## What to do:
Restate exactly the lines below, from the one containing "Give me a plain-text" through the final line, and leave out the pictures.
======== Information given ========
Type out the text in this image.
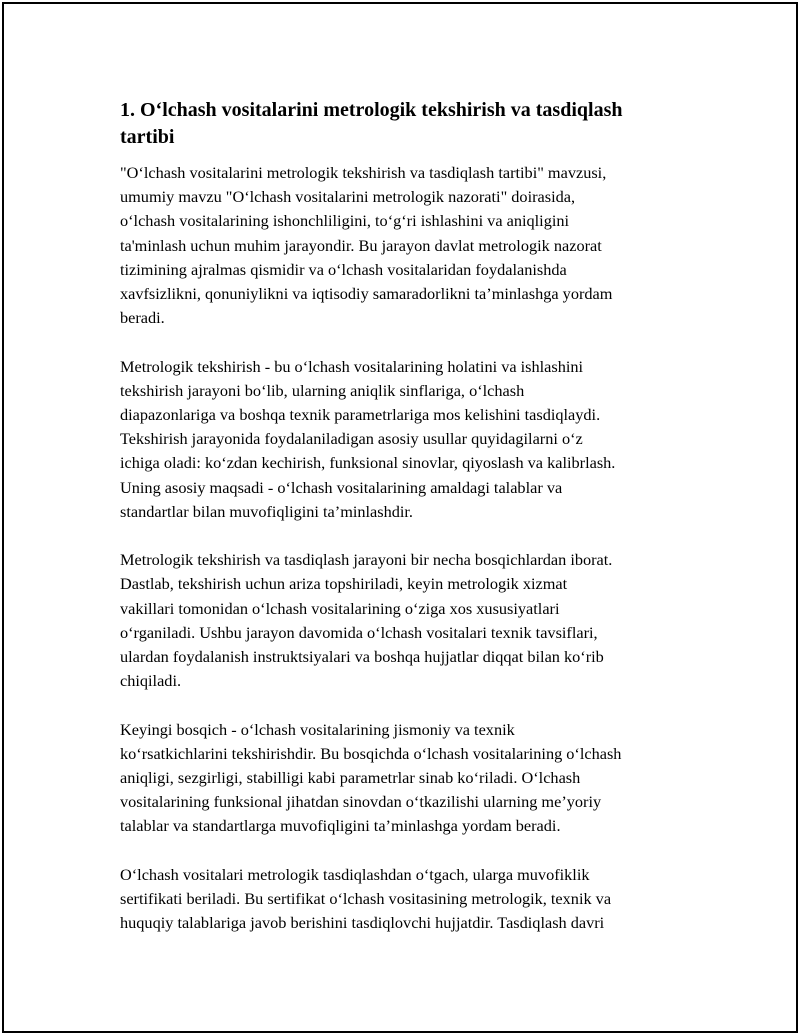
1. O‘lchash vositalarini metrologik tekshirish va tasdiqlash
tartibi

"O‘lchash vositalarini metrologik tekshirish va tasdiqlash tartibi" mavzusi,
umumiy mavzu "O‘lchash vositalarini metrologik nazorati" doirasida,
o‘lchash vositalarining ishonchliligini, to‘g‘ri ishlashini va aniqligini
ta'minlash uchun muhim jarayondir. Bu jarayon davlat metrologik nazorat
tizimining ajralmas qismidir va o‘lchash vositalaridan foydalanishda
xavfsizlikni, qonuniylikni va iqtisodiy samaradorlikni ta’minlashga yordam
beradi.

Metrologik tekshirish - bu o‘lchash vositalarining holatini va ishlashini
tekshirish jarayoni bo‘lib, ularning aniqlik sinflariga, o‘lchash
diapazonlariga va boshqa texnik parametrlariga mos kelishini tasdiqlaydi.
Tekshirish jarayonida foydalaniladigan asosiy usullar quyidagilarni o‘z
ichiga oladi: ko‘zdan kechirish, funksional sinovlar, qiyoslash va kalibrlash.
Uning asosiy maqsadi - o‘lchash vositalarining amaldagi talablar va
standartlar bilan muvofiqligini ta’minlashdir.

Metrologik tekshirish va tasdiqlash jarayoni bir necha bosqichlardan iborat.
Dastlab, tekshirish uchun ariza topshiriladi, keyin metrologik xizmat
vakillari tomonidan o‘lchash vositalarining o‘ziga xos xususiyatlari
o‘rganiladi. Ushbu jarayon davomida o‘lchash vositalari texnik tavsiflari,
ulardan foydalanish instruktsiyalari va boshqa hujjatlar diqqat bilan ko‘rib
chiqiladi.

Keyingi bosqich - o‘lchash vositalarining jismoniy va texnik
ko‘rsatkichlarini tekshirishdir. Bu bosqichda o‘lchash vositalarining o‘lchash
aniqligi, sezgirligi, stabilligi kabi parametrlar sinab ko‘riladi. O‘lchash
vositalarining funksional jihatdan sinovdan o‘tkazilishi ularning me’yoriy
talablar va standartlarga muvofiqligini ta’minlashga yordam beradi.

O‘lchash vositalari metrologik tasdiqlashdan o‘tgach, ularga muvofiklik
sertifikati beriladi. Bu sertifikat o‘lchash vositasining metrologik, texnik va
huquqiy talablariga javob berishini tasdiqlovchi hujjatdir. Tasdiqlash davri
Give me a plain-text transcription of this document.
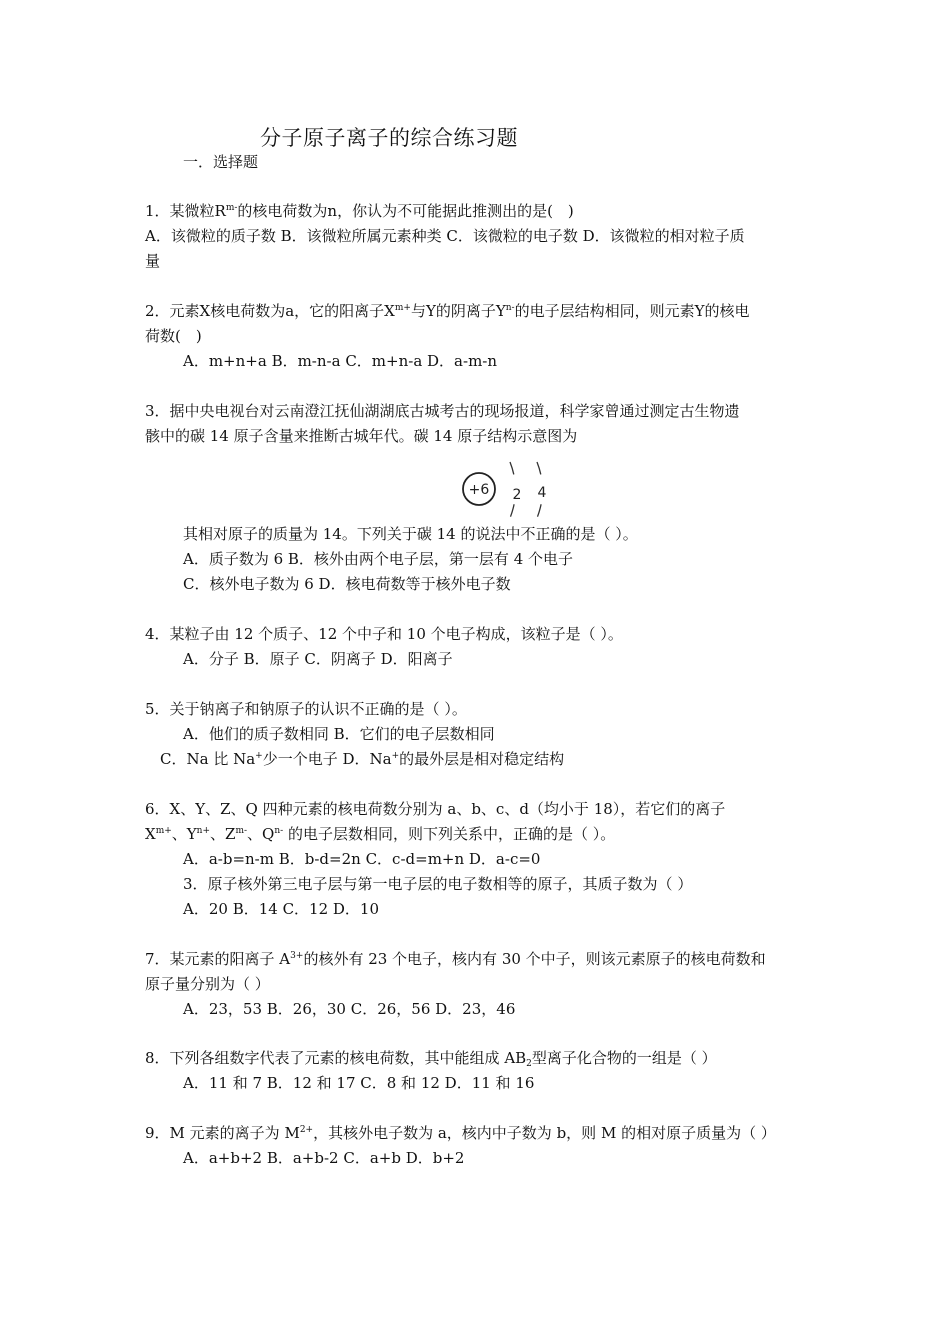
分子原子离子的综合练习题
一．选择题
1．某微粒$R^{m-}$的核电荷数为n，你认为不可能据此推测出的是(　)
A．该微粒的质子数 B．该微粒所属元素种类 C．该微粒的电子数 D．该微粒的相对粒子质
量
2．元素X核电荷数为a，它的阳离子$X^{m+}$与Y的阴离子$Y^{n-}$的电子层结构相同，则元素Y的核电
荷数(　)
A．m+n+a B．m-n-a C．m+n-a D．a-m-n
3．据中央电视台对云南澄江抚仙湖湖底古城考古的现场报道，科学家曾通过测定古生物遗
骸中的碳 14 原子含量来推断古城年代。碳 14 原子结构示意图为
+6 2 4
其相对原子的质量为 14。下列关于碳 14 的说法中不正确的是（ ）。
A．质子数为 6 B．核外由两个电子层，第一层有 4 个电子
C．核外电子数为 6 D．核电荷数等于核外电子数
4．某粒子由 12 个质子、12 个中子和 10 个电子构成，该粒子是（ ）。
A．分子 B．原子 C．阴离子 D．阳离子
5．关于钠离子和钠原子的认识不正确的是（ ）。
A．他们的质子数相同 B．它们的电子层数相同
C．Na 比 Na+少一个电子 D．Na+的最外层是相对稳定结构
6．X、Y、Z、Q 四种元素的核电荷数分别为 a、b、c、d（均小于 18），若它们的离子
$X^{m+}$、$Y^{n+}$、$Z^{m-}$、$Q^{n-}$ 的电子层数相同，则下列关系中，正确的是（ ）。
A．a-b=n-m B．b-d=2n C．c-d=m+n D．a-c=0
3．原子核外第三电子层与第一电子层的电子数相等的原子，其质子数为（ ）
A．20 B．14 C．12 D．10
7．某元素的阳离子 $A^{3+}$的核外有 23 个电子，核内有 30 个中子，则该元素原子的核电荷数和
原子量分别为（ ）
A．23，53 B．26，30 C．26，56 D．23，46
8．下列各组数字代表了元素的核电荷数，其中能组成 $AB_2$型离子化合物的一组是（ ）
A．11 和 7 B．12 和 17 C．8 和 12 D．11 和 16
9．M 元素的离子为 $M^{2+}$，其核外电子数为 a，核内中子数为 b，则 M 的相对原子质量为（ ）
A．a+b+2 B．a+b-2 C．a+b D．b+2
========
## Result for this exercise:
Give me a plain-text transcription of this document.
分子原子离子的综合练习题
一．选择题
1．某微粒$R^{m-}$的核电荷数为n，你认为不可能据此推测出的是(　)
A．该微粒的质子数 B．该微粒所属元素种类 C．该微粒的电子数 D．该微粒的相对粒子质
量
2．元素X核电荷数为a，它的阳离子$X^{m+}$与Y的阴离子$Y^{n-}$的电子层结构相同，则元素Y的核电
荷数(　)
A．m+n+a B．m-n-a C．m+n-a D．a-m-n
3．据中央电视台对云南澄江抚仙湖湖底古城考古的现场报道，科学家曾通过测定古生物遗
骸中的碳 14 原子含量来推断古城年代。碳 14 原子结构示意图为
+6 2 4
其相对原子的质量为 14。下列关于碳 14 的说法中不正确的是（ ）。
A．质子数为 6 B．核外由两个电子层，第一层有 4 个电子
C．核外电子数为 6 D．核电荷数等于核外电子数
4．某粒子由 12 个质子、12 个中子和 10 个电子构成，该粒子是（ ）。
A．分子 B．原子 C．阴离子 D．阳离子
5．关于钠离子和钠原子的认识不正确的是（ ）。
A．他们的质子数相同 B．它们的电子层数相同
C．Na 比 Na+少一个电子 D．Na+的最外层是相对稳定结构
6．X、Y、Z、Q 四种元素的核电荷数分别为 a、b、c、d（均小于 18），若它们的离子
$X^{m+}$、$Y^{n+}$、$Z^{m-}$、$Q^{n-}$ 的电子层数相同，则下列关系中，正确的是（ ）。
A．a-b=n-m B．b-d=2n C．c-d=m+n D．a-c=0
3．原子核外第三电子层与第一电子层的电子数相等的原子，其质子数为（ ）
A．20 B．14 C．12 D．10
7．某元素的阳离子 $A^{3+}$的核外有 23 个电子，核内有 30 个中子，则该元素原子的核电荷数和
原子量分别为（ ）
A．23，53 B．26，30 C．26，56 D．23，46
8．下列各组数字代表了元素的核电荷数，其中能组成 $AB_2$型离子化合物的一组是（ ）
A．11 和 7 B．12 和 17 C．8 和 12 D．11 和 16
9．M 元素的离子为 $M^{2+}$，其核外电子数为 a，核内中子数为 b，则 M 的相对原子质量为（ ）
A．a+b+2 B．a+b-2 C．a+b D．b+2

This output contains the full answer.